(Some records)

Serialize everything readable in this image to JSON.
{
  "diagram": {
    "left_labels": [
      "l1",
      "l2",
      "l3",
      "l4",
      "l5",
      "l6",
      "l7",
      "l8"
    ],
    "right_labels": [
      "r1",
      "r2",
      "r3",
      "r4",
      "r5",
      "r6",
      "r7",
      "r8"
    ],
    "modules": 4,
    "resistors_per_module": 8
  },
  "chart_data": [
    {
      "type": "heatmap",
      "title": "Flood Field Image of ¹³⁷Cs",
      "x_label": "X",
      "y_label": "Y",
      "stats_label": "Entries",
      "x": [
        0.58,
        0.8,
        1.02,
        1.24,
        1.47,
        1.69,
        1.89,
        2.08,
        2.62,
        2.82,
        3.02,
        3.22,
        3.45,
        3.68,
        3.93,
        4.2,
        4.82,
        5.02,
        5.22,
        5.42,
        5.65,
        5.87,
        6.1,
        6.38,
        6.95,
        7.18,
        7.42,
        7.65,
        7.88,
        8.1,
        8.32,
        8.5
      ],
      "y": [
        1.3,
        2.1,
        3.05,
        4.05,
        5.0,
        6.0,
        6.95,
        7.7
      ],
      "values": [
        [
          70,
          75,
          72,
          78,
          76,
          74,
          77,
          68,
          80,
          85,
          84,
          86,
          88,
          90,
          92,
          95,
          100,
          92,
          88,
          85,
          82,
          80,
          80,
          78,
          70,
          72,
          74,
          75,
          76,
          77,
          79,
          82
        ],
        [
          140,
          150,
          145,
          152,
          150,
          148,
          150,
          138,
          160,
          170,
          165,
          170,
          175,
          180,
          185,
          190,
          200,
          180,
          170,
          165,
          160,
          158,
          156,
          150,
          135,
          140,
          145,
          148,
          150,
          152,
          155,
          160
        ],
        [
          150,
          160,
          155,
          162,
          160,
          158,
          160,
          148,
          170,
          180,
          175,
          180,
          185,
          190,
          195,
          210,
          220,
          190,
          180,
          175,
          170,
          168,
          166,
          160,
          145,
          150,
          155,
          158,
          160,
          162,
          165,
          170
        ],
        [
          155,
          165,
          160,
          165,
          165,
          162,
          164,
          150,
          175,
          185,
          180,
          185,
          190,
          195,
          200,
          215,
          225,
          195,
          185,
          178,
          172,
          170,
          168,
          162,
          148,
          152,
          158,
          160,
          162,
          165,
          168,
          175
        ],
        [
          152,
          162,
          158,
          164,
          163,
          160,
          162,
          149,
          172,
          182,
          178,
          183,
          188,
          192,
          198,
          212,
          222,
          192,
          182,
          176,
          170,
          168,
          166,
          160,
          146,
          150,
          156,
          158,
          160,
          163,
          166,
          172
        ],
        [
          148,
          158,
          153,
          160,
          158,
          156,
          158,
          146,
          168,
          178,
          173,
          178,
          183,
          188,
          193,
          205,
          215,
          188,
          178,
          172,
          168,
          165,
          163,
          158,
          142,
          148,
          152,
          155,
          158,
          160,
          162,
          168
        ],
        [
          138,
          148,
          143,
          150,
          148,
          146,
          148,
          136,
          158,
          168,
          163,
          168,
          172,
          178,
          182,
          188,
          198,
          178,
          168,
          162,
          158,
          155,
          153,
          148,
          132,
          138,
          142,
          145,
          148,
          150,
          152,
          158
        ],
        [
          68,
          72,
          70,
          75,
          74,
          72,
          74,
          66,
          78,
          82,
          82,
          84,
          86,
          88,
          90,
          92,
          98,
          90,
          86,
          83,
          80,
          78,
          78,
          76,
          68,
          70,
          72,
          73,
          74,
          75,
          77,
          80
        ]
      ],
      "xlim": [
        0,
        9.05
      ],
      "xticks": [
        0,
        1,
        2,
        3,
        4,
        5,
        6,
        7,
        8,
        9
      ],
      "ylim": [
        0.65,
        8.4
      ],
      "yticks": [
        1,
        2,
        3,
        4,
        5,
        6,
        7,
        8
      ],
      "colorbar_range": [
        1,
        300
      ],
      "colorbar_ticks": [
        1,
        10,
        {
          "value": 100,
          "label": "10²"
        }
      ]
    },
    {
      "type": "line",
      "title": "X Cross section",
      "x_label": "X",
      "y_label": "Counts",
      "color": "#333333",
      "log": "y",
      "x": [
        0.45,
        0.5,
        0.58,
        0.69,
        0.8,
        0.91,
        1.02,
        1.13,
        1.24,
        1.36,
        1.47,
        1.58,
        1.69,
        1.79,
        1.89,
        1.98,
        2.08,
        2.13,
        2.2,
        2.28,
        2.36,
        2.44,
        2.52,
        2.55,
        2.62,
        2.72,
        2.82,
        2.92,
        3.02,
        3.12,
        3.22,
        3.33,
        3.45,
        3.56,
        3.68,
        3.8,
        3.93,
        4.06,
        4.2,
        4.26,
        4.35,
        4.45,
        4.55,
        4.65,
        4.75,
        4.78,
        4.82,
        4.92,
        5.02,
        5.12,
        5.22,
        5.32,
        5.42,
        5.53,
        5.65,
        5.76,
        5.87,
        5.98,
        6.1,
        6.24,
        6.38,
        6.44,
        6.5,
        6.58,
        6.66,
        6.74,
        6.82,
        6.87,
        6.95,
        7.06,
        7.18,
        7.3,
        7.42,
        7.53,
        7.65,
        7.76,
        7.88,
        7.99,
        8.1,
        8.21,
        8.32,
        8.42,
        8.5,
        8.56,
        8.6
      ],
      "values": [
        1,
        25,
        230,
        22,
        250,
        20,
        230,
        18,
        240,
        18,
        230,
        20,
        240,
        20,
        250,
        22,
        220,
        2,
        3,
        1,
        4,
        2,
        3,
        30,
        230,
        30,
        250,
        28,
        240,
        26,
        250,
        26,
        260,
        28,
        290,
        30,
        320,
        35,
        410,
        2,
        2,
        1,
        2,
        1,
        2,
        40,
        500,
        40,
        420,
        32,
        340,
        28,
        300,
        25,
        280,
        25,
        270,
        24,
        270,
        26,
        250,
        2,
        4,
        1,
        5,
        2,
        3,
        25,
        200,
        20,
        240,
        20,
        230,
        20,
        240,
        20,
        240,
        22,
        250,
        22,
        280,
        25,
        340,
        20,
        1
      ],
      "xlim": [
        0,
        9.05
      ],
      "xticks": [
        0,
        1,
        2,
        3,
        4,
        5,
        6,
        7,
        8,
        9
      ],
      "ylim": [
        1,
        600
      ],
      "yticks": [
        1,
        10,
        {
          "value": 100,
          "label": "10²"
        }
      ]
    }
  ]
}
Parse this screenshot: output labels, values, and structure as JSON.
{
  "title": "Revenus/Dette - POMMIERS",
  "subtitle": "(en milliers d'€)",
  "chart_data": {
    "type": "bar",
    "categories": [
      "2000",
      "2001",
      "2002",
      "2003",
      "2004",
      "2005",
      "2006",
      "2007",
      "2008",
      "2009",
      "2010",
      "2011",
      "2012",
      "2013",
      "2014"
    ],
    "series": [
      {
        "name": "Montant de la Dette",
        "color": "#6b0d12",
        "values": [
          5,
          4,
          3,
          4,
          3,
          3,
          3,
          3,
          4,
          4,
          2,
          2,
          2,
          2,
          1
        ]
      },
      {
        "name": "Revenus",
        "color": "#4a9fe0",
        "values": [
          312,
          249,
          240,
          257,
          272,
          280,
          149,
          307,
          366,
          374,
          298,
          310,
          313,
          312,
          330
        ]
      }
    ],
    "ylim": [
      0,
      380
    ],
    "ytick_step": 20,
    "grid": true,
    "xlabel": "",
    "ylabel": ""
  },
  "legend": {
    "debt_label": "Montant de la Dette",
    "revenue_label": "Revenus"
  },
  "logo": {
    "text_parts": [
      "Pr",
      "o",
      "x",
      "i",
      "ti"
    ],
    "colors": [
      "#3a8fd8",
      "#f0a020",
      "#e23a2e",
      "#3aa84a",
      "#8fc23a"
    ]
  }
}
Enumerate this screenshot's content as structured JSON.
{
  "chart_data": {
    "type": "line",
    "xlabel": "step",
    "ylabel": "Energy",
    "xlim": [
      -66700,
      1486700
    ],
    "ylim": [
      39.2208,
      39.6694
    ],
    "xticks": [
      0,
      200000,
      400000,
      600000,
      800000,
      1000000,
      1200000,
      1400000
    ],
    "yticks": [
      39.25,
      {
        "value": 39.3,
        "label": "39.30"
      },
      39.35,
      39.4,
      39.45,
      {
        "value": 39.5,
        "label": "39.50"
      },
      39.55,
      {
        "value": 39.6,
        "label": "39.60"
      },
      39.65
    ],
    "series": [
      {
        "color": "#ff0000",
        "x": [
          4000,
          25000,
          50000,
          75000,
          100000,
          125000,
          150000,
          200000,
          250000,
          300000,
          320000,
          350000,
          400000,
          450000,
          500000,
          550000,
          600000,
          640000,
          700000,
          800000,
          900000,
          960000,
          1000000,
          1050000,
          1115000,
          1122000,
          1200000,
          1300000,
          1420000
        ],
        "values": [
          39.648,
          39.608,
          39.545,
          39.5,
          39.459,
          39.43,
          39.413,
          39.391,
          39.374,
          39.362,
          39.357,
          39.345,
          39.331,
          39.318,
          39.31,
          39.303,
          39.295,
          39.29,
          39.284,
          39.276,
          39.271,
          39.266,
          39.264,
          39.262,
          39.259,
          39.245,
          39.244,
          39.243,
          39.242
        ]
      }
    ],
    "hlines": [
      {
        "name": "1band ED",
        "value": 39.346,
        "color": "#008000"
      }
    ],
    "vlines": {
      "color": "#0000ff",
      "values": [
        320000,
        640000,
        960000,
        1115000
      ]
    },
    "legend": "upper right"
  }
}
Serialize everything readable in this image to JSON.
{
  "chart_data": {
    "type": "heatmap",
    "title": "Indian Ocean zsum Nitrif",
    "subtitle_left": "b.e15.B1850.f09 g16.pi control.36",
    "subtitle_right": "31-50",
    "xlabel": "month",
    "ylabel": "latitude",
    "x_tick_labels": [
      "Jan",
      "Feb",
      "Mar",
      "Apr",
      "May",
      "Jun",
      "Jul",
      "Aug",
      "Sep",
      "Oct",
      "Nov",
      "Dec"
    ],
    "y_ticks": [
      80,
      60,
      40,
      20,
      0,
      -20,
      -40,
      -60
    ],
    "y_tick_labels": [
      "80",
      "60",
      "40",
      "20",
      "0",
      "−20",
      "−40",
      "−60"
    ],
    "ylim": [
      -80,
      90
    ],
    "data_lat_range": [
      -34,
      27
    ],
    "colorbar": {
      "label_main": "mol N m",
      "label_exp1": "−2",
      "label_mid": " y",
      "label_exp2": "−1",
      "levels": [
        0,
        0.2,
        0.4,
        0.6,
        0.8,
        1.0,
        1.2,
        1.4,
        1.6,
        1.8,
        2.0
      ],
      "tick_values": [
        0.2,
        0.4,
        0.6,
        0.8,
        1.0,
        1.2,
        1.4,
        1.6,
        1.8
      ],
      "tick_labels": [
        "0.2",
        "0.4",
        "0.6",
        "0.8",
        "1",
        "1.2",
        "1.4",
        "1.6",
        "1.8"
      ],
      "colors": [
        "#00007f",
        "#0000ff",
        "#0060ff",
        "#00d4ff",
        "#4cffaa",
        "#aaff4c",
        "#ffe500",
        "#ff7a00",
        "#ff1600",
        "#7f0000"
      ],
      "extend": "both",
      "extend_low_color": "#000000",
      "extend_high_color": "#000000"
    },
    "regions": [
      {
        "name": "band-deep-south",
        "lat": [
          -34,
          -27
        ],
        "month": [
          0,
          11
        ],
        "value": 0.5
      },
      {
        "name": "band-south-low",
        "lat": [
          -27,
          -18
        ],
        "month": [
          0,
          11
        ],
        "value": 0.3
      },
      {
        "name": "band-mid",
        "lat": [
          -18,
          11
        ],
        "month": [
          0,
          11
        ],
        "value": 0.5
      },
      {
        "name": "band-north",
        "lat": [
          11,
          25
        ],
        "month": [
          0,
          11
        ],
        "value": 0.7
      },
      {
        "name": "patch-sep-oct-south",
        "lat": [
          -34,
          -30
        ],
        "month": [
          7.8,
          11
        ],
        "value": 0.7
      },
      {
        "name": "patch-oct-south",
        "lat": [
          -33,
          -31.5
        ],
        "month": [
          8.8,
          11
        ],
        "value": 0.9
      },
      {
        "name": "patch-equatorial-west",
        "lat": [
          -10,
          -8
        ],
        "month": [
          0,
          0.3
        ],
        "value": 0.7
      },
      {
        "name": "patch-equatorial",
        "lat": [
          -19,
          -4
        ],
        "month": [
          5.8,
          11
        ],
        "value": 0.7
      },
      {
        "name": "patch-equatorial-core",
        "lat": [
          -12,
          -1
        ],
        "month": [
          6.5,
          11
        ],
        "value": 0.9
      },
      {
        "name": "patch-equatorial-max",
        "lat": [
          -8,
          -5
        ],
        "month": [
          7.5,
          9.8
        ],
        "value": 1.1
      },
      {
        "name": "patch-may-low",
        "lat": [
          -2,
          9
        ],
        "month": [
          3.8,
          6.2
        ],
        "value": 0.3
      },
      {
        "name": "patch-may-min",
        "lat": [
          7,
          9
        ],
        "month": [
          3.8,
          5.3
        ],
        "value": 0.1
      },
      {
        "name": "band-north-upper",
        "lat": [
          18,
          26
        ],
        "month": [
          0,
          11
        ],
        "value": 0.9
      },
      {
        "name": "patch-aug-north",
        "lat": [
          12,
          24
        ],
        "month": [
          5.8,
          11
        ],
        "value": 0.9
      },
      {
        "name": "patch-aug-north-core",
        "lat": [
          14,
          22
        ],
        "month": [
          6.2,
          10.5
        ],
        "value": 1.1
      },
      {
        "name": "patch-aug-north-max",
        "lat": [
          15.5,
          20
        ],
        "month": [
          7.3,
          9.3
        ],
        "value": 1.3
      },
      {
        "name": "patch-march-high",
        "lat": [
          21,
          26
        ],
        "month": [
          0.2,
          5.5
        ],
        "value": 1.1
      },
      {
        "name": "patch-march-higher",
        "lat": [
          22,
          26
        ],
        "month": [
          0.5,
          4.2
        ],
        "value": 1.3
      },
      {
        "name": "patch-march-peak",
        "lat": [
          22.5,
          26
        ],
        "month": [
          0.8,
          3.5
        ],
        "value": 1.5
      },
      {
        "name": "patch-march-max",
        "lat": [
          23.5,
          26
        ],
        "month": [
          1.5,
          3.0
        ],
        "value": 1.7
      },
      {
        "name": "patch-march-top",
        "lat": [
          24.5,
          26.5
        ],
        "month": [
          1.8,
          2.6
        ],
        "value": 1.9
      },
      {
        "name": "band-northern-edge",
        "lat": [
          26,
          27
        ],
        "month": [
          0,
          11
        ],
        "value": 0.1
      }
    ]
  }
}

* WHAT YOU ARE ASKED TO DO: The required answer is a single number: the count of lines in the entries that hold the string "JSON".

* RESPONSE TO THIS EXERCISE: 4